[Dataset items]
..........

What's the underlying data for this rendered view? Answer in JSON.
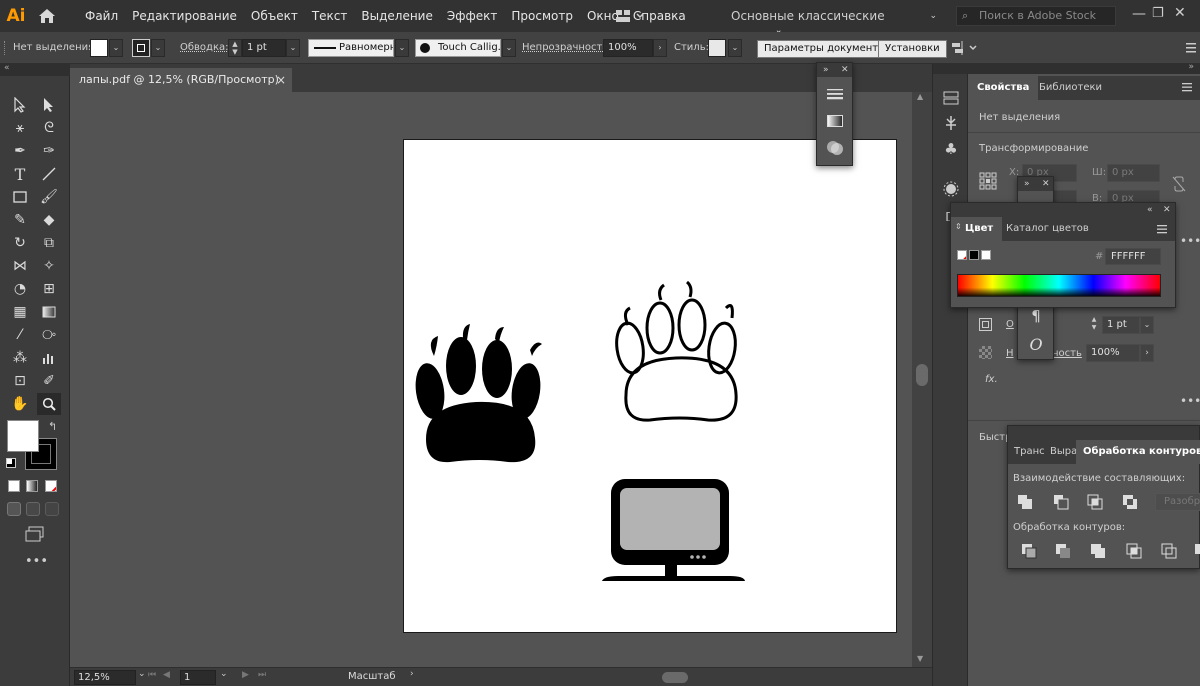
{
  "app": {
    "logo_text": "Ai",
    "menu": [
      "Файл",
      "Редактирование",
      "Объект",
      "Текст",
      "Выделение",
      "Эффект",
      "Просмотр",
      "Окно",
      "Справка"
    ],
    "workspace": "Основные классические настройки",
    "stock_search_placeholder": "Поиск в Adobe Stock"
  },
  "control_bar": {
    "selection_label": "Нет выделения",
    "stroke_label": "Обводка:",
    "stroke_weight": "1 pt",
    "stroke_profile": "Равномерно",
    "brush": "Touch Callig...",
    "opacity_label": "Непрозрачность:",
    "opacity_value": "100%",
    "style_label": "Стиль:",
    "doc_setup_button": "Параметры документа",
    "preferences_button": "Установки"
  },
  "document": {
    "tab_title": "лапы.pdf @ 12,5% (RGB/Просмотр)",
    "close_glyph": "×"
  },
  "status_bar": {
    "zoom": "12,5%",
    "artboard_number": "1",
    "tool_name": "Масштаб"
  },
  "properties_panel": {
    "tabs": [
      "Свойства",
      "Библиотеки"
    ],
    "no_selection": "Нет выделения",
    "transform_label": "Трансформирование",
    "x_label": "X:",
    "x_value": "0 px",
    "w_label": "Ш:",
    "w_value": "0 px",
    "y_value": "0 px",
    "b_label": "В:",
    "b_value": "0 px",
    "stroke_weight": "1 pt",
    "stroke_short": "О",
    "opacity_short": "Н",
    "opacity_suffix": "ность",
    "opacity_value": "100%",
    "fx_label": "fx.",
    "quick_actions_label": "Быстр"
  },
  "color_panel": {
    "tabs": [
      "Цвет",
      "Каталог цветов"
    ],
    "hex_symbol": "#",
    "hex_value": "FFFFFF"
  },
  "pathfinder_panel": {
    "tabs": [
      "Транс",
      "Выра",
      "Обработка контуров"
    ],
    "shape_modes_label": "Взаимодействие составляющих:",
    "expand_button": "Разобра",
    "pathfinders_label": "Обработка контуров:"
  },
  "colors": {
    "accent": "#ff9a00",
    "ui_dark": "#323232",
    "canvas_gray": "#535353",
    "monitor_screen": "#b3b3b3"
  }
}
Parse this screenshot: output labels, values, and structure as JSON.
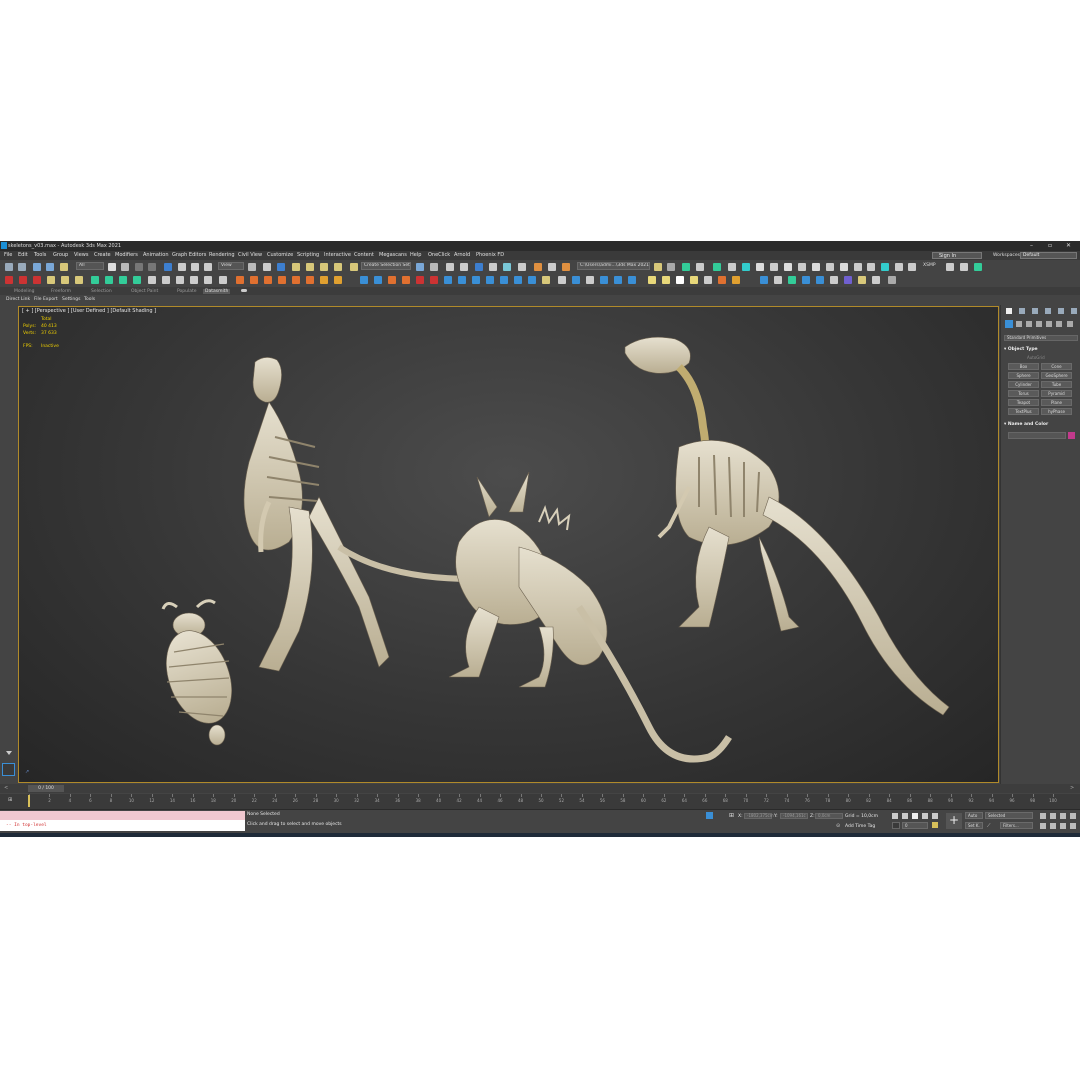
{
  "window": {
    "title": "skeletons_v03.max - Autodesk 3ds Max 2021"
  },
  "menu": [
    "File",
    "Edit",
    "Tools",
    "Group",
    "Views",
    "Create",
    "Modifiers",
    "Animation",
    "Graph Editors",
    "Rendering",
    "Civil View",
    "Customize",
    "Scripting",
    "Interactive",
    "Content",
    "Megascans",
    "Help",
    "OneClick",
    "Arnold",
    "Phoenix FD"
  ],
  "account": {
    "sign_in": "Sign In",
    "workspaces_label": "Workspaces:",
    "workspace": "Default"
  },
  "toolbar": {
    "filter": "All",
    "ref_coord": "View",
    "selection_set": "Create Selection Set",
    "project_path": "C:\\Users\\admi...\\3ds Max 2021",
    "xsmp": "XSMP"
  },
  "ribbon": {
    "tabs": [
      "Modeling",
      "Freeform",
      "Selection",
      "Object Paint",
      "Populate",
      "Datasmith"
    ],
    "sub": [
      "Direct Link",
      "File Export",
      "Settings",
      "Tools"
    ]
  },
  "viewport": {
    "label": "[ + ] [Perspective ] [User Defined ] [Default Shading ]",
    "stats": {
      "total_label": "Total",
      "polys_label": "Polys:",
      "polys": "40 413",
      "verts_label": "Verts:",
      "verts": "37 633",
      "fps_label": "FPS:",
      "fps": "Inactive"
    }
  },
  "command_panel": {
    "category": "Standard Primitives",
    "object_type_title": "Object Type",
    "autogrid": "AutoGrid",
    "primitives": [
      "Box",
      "Cone",
      "Sphere",
      "GeoSphere",
      "Cylinder",
      "Tube",
      "Torus",
      "Pyramid",
      "Teapot",
      "Plane",
      "TextPlus",
      "hyPhase"
    ],
    "name_color_title": "Name and Color",
    "object_color": "#c23a8c"
  },
  "timeline": {
    "frame_label": "0 / 100",
    "ticks": [
      "0",
      "2",
      "4",
      "6",
      "8",
      "10",
      "12",
      "14",
      "16",
      "18",
      "20",
      "22",
      "24",
      "26",
      "28",
      "30",
      "32",
      "34",
      "36",
      "38",
      "40",
      "42",
      "44",
      "46",
      "48",
      "50",
      "52",
      "54",
      "56",
      "58",
      "60",
      "62",
      "64",
      "66",
      "68",
      "70",
      "72",
      "74",
      "76",
      "78",
      "80",
      "82",
      "84",
      "86",
      "88",
      "90",
      "92",
      "94",
      "96",
      "98",
      "100"
    ]
  },
  "status": {
    "maxscript_output": "-- In top-level",
    "selection": "None Selected",
    "prompt": "Click and drag to select and move objects",
    "x_label": "X:",
    "x_value": "-1802,375cm",
    "y_label": "Y:",
    "y_value": "-1094,161c",
    "z_label": "Z:",
    "z_value": "0,0cm",
    "grid": "Grid = 10,0cm",
    "add_time_tag": "Add Time Tag",
    "auto_key": "Auto",
    "set_key": "Set K.",
    "key_filter_sel": "Selected",
    "key_filters": "Filters...",
    "frame_field": "0"
  }
}
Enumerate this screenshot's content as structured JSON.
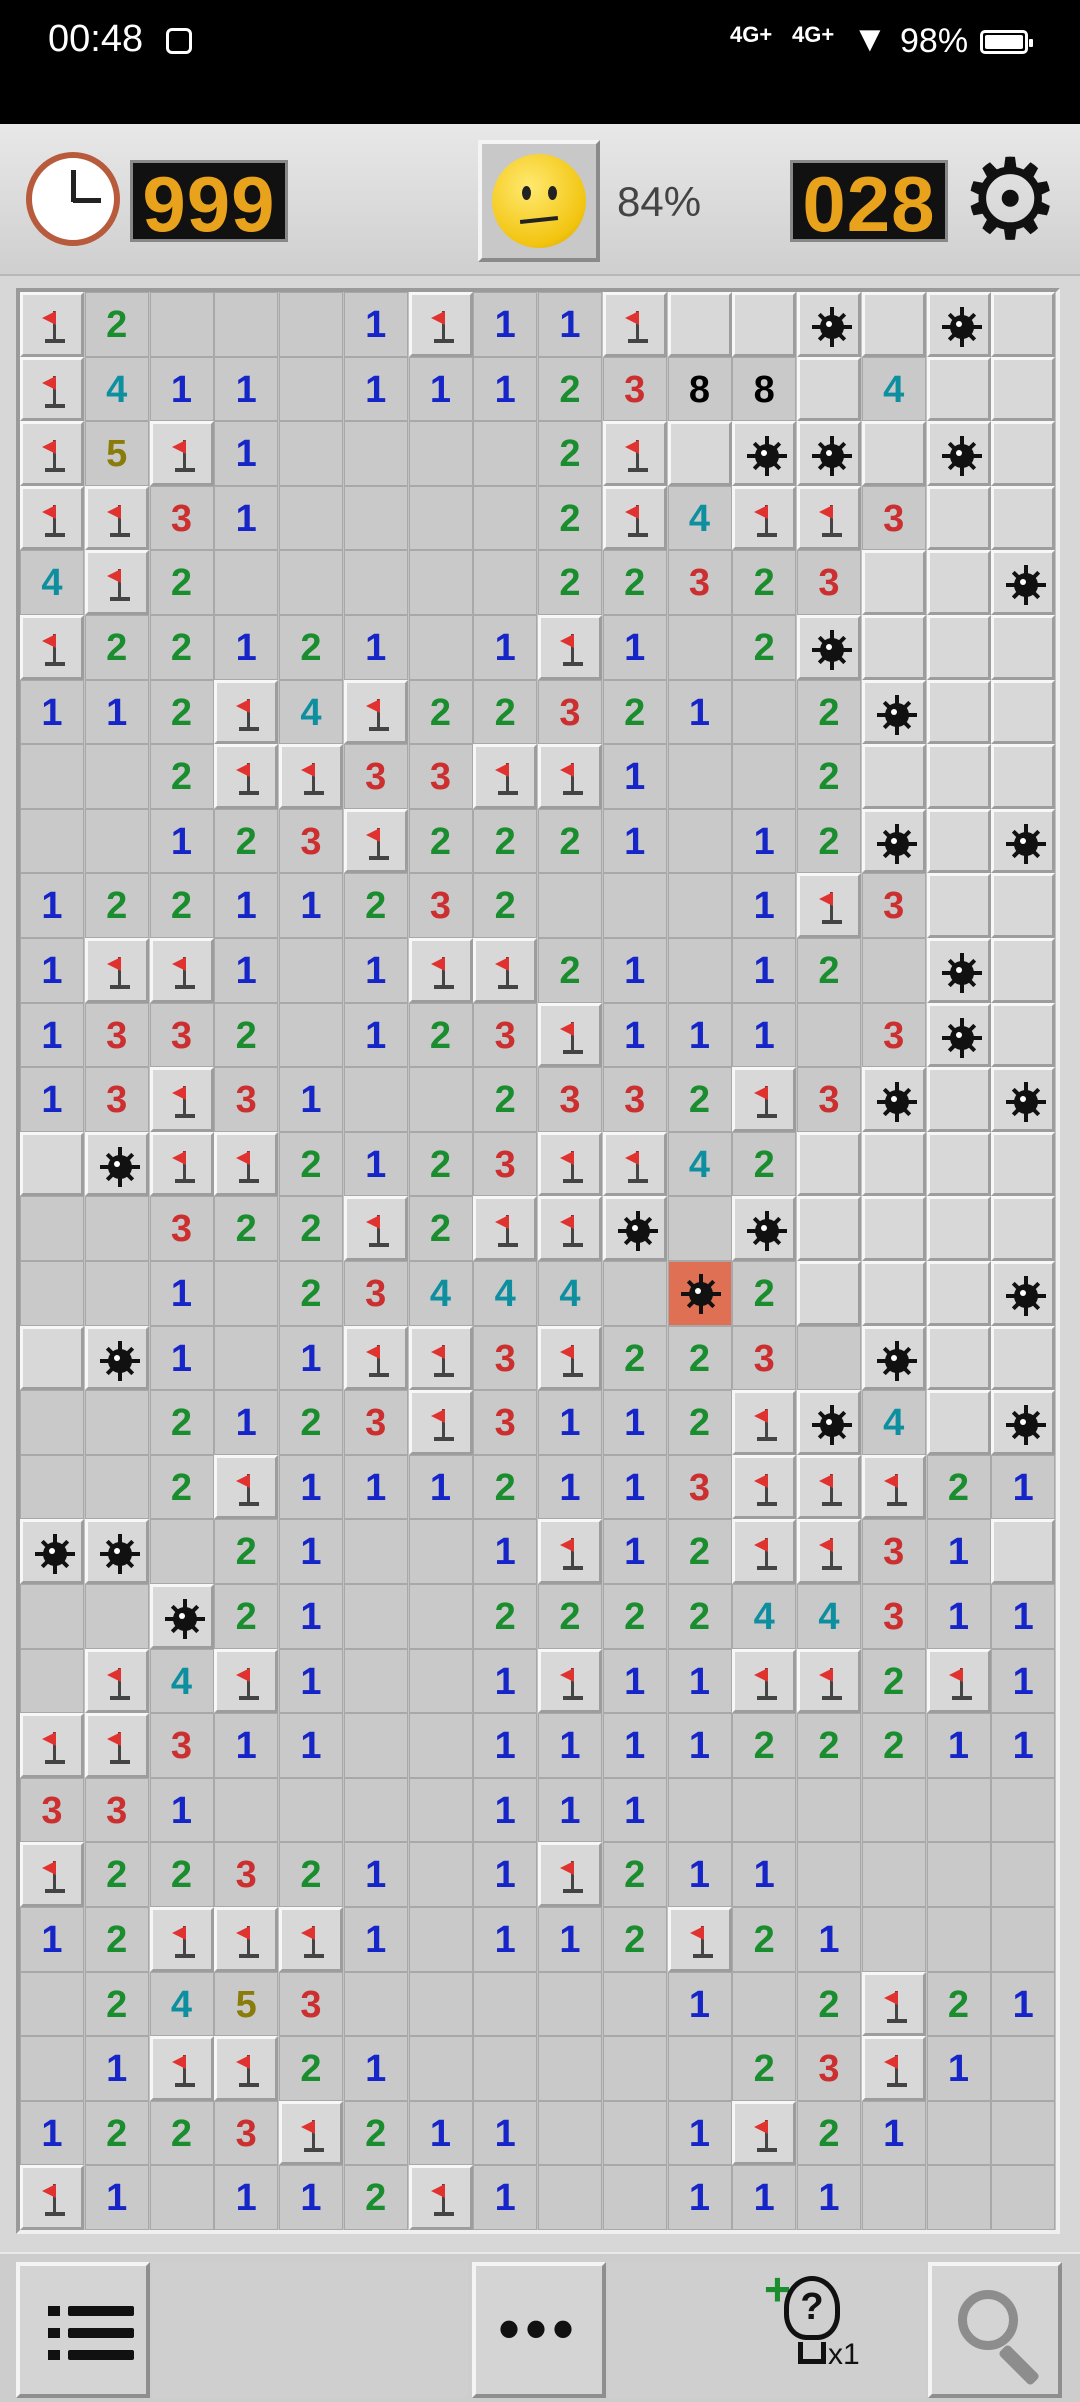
{
  "status_bar": {
    "time": "00:48",
    "signal1": "4G+",
    "signal2": "4G+",
    "battery": "98%"
  },
  "header": {
    "timer": "999",
    "mines_left": "028",
    "progress": "84%",
    "face_state": "worried",
    "icons": [
      "clock-icon",
      "face-icon",
      "gear-icon"
    ]
  },
  "board": {
    "cols": 16,
    "rows": 30,
    "legend": "F=flag, M=mine, X=exploded mine, .=unopened, _=empty open, digits=adjacent count",
    "cells": [
      "F2___1F11F..M.M.",
      "F411_1112388.4..",
      "F5F1____2F.MM.M.",
      "FF31____2F4FF3..",
      "4F2_____22323..M",
      "F22121_1F1_2M...",
      "112F4F22321_2M..",
      "__2FF33FF1__2...",
      "__123F2221_12M.M",
      "12211232___1F3..",
      "1FF1_1FF21_12_M.",
      "1332_123F111_3M..",
      "13F31__2332F3M.M",
      ".MFF2123FF42....",
      "__322F2FFM_M....",
      "__1_23444_X2...M",
      ".M1_1FF3F223_M..",
      "__2123F3112FM4.M",
      "__2F1112113FFF21",
      "MM_21__1F12FF31.",
      "__M21__22224431 1",
      "_F4F1__1F11FF2F1",
      "FF311__111122211",
      "331____111______",
      "F22321_1F211____",
      "12FFF1_112F21___",
      "_2453_____1_2F21_",
      "_1FF21_____23F1__",
      "1223F211__1F21__",
      "F1_112F1__111___"
    ]
  },
  "bottom_bar": {
    "hint_count": "x1"
  }
}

..........

**Exercise:**
Repeat each entry precisely as it appears. Leave the pictures out.

**The reply:**
What's the underlying data for this rendered view? Answer in JSON.
{
  "app": {
    "logo_text": "Ai",
    "menu": [
      "Файл",
      "Редактирование",
      "Объект",
      "Текст",
      "Выделение",
      "Эффект",
      "Просмотр",
      "Окно",
      "Справка"
    ],
    "workspace": "Основные классические настройки",
    "stock_search_placeholder": "Поиск в Adobe Stock"
  },
  "control_bar": {
    "selection_label": "Нет выделения",
    "stroke_label": "Обводка:",
    "stroke_weight": "1 pt",
    "stroke_profile": "Равномерно",
    "brush": "Touch Callig...",
    "opacity_label": "Непрозрачность:",
    "opacity_value": "100%",
    "style_label": "Стиль:",
    "doc_setup_button": "Параметры документа",
    "preferences_button": "Установки"
  },
  "document": {
    "tab_title": "лапы.pdf @ 12,5% (RGB/Просмотр)",
    "close_glyph": "×"
  },
  "status_bar": {
    "zoom": "12,5%",
    "artboard_number": "1",
    "tool_name": "Масштаб"
  },
  "properties_panel": {
    "tabs": [
      "Свойства",
      "Библиотеки"
    ],
    "no_selection": "Нет выделения",
    "transform_label": "Трансформирование",
    "x_label": "X:",
    "x_value": "0 px",
    "w_label": "Ш:",
    "w_value": "0 px",
    "y_value": "0 px",
    "b_label": "В:",
    "b_value": "0 px",
    "stroke_weight": "1 pt",
    "stroke_short": "О",
    "opacity_short": "Н",
    "opacity_suffix": "ность",
    "opacity_value": "100%",
    "fx_label": "fx.",
    "quick_actions_label": "Быстр"
  },
  "color_panel": {
    "tabs": [
      "Цвет",
      "Каталог цветов"
    ],
    "hex_symbol": "#",
    "hex_value": "FFFFFF"
  },
  "pathfinder_panel": {
    "tabs": [
      "Транс",
      "Выра",
      "Обработка контуров"
    ],
    "shape_modes_label": "Взаимодействие составляющих:",
    "expand_button": "Разобра",
    "pathfinders_label": "Обработка контуров:"
  },
  "colors": {
    "accent": "#ff9a00",
    "ui_dark": "#323232",
    "canvas_gray": "#535353",
    "monitor_screen": "#b3b3b3"
  }
}
Parse this screenshot: output labels, values, and structure as JSON.
{
  "window": {
    "title": "skeletons_v03.max - Autodesk 3ds Max 2021"
  },
  "menu": [
    "File",
    "Edit",
    "Tools",
    "Group",
    "Views",
    "Create",
    "Modifiers",
    "Animation",
    "Graph Editors",
    "Rendering",
    "Civil View",
    "Customize",
    "Scripting",
    "Interactive",
    "Content",
    "Megascans",
    "Help",
    "OneClick",
    "Arnold",
    "Phoenix FD"
  ],
  "account": {
    "sign_in": "Sign In",
    "workspaces_label": "Workspaces:",
    "workspace": "Default"
  },
  "toolbar": {
    "filter": "All",
    "ref_coord": "View",
    "selection_set": "Create Selection Set",
    "project_path": "C:\\Users\\admi...\\3ds Max 2021",
    "xsmp": "XSMP"
  },
  "ribbon": {
    "tabs": [
      "Modeling",
      "Freeform",
      "Selection",
      "Object Paint",
      "Populate",
      "Datasmith"
    ],
    "sub": [
      "Direct Link",
      "File Export",
      "Settings",
      "Tools"
    ]
  },
  "viewport": {
    "label": "[ + ] [Perspective ] [User Defined ] [Default Shading ]",
    "stats": {
      "total_label": "Total",
      "polys_label": "Polys:",
      "polys": "40 413",
      "verts_label": "Verts:",
      "verts": "37 633",
      "fps_label": "FPS:",
      "fps": "Inactive"
    }
  },
  "command_panel": {
    "category": "Standard Primitives",
    "object_type_title": "Object Type",
    "autogrid": "AutoGrid",
    "primitives": [
      "Box",
      "Cone",
      "Sphere",
      "GeoSphere",
      "Cylinder",
      "Tube",
      "Torus",
      "Pyramid",
      "Teapot",
      "Plane",
      "TextPlus",
      "hyPhase"
    ],
    "name_color_title": "Name and Color",
    "object_color": "#c23a8c"
  },
  "timeline": {
    "frame_label": "0 / 100",
    "ticks": [
      "0",
      "2",
      "4",
      "6",
      "8",
      "10",
      "12",
      "14",
      "16",
      "18",
      "20",
      "22",
      "24",
      "26",
      "28",
      "30",
      "32",
      "34",
      "36",
      "38",
      "40",
      "42",
      "44",
      "46",
      "48",
      "50",
      "52",
      "54",
      "56",
      "58",
      "60",
      "62",
      "64",
      "66",
      "68",
      "70",
      "72",
      "74",
      "76",
      "78",
      "80",
      "82",
      "84",
      "86",
      "88",
      "90",
      "92",
      "94",
      "96",
      "98",
      "100"
    ]
  },
  "status": {
    "maxscript_output": "-- In top-level",
    "selection": "None Selected",
    "prompt": "Click and drag to select and move objects",
    "x_label": "X:",
    "x_value": "-1802,375cm",
    "y_label": "Y:",
    "y_value": "-1094,161c",
    "z_label": "Z:",
    "z_value": "0,0cm",
    "grid": "Grid = 10,0cm",
    "add_time_tag": "Add Time Tag",
    "auto_key": "Auto",
    "set_key": "Set K.",
    "key_filter_sel": "Selected",
    "key_filters": "Filters...",
    "frame_field": "0"
  }
}
Enumerate this screenshot's content as structured JSON.
{
  "status_bar": {
    "time": "00:48",
    "signal1": "4G+",
    "signal2": "4G+",
    "battery": "98%"
  },
  "header": {
    "timer": "999",
    "mines_left": "028",
    "progress": "84%",
    "face_state": "worried",
    "icons": [
      "clock-icon",
      "face-icon",
      "gear-icon"
    ]
  },
  "board": {
    "cols": 16,
    "rows": 30,
    "legend": "F=flag, M=mine, X=exploded mine, .=unopened, _=empty open, digits=adjacent count",
    "cells": [
      "F2___1F11F..M.M.",
      "F411_1112388.4..",
      "F5F1____2F.MM.M.",
      "FF31____2F4FF3..",
      "4F2_____22323..M",
      "F22121_1F1_2M...",
      "112F4F22321_2M..",
      "__2FF33FF1__2...",
      "__123F2221_12M.M",
      "12211232___1F3..",
      "1FF1_1FF21_12_M.",
      "1332_123F111_3M..",
      "13F31__2332F3M.M",
      ".MFF2123FF42....",
      "__322F2FFM_M....",
      "__1_23444_X2...M",
      ".M1_1FF3F223_M..",
      "__2123F3112FM4.M",
      "__2F1112113FFF21",
      "MM_21__1F12FF31.",
      "__M21__22224431 1",
      "_F4F1__1F11FF2F1",
      "FF311__111122211",
      "331____111______",
      "F22321_1F211____",
      "12FFF1_112F21___",
      "_2453_____1_2F21_",
      "_1FF21_____23F1__",
      "1223F211__1F21__",
      "F1_112F1__111___"
    ]
  },
  "bottom_bar": {
    "hint_count": "x1"
  }
}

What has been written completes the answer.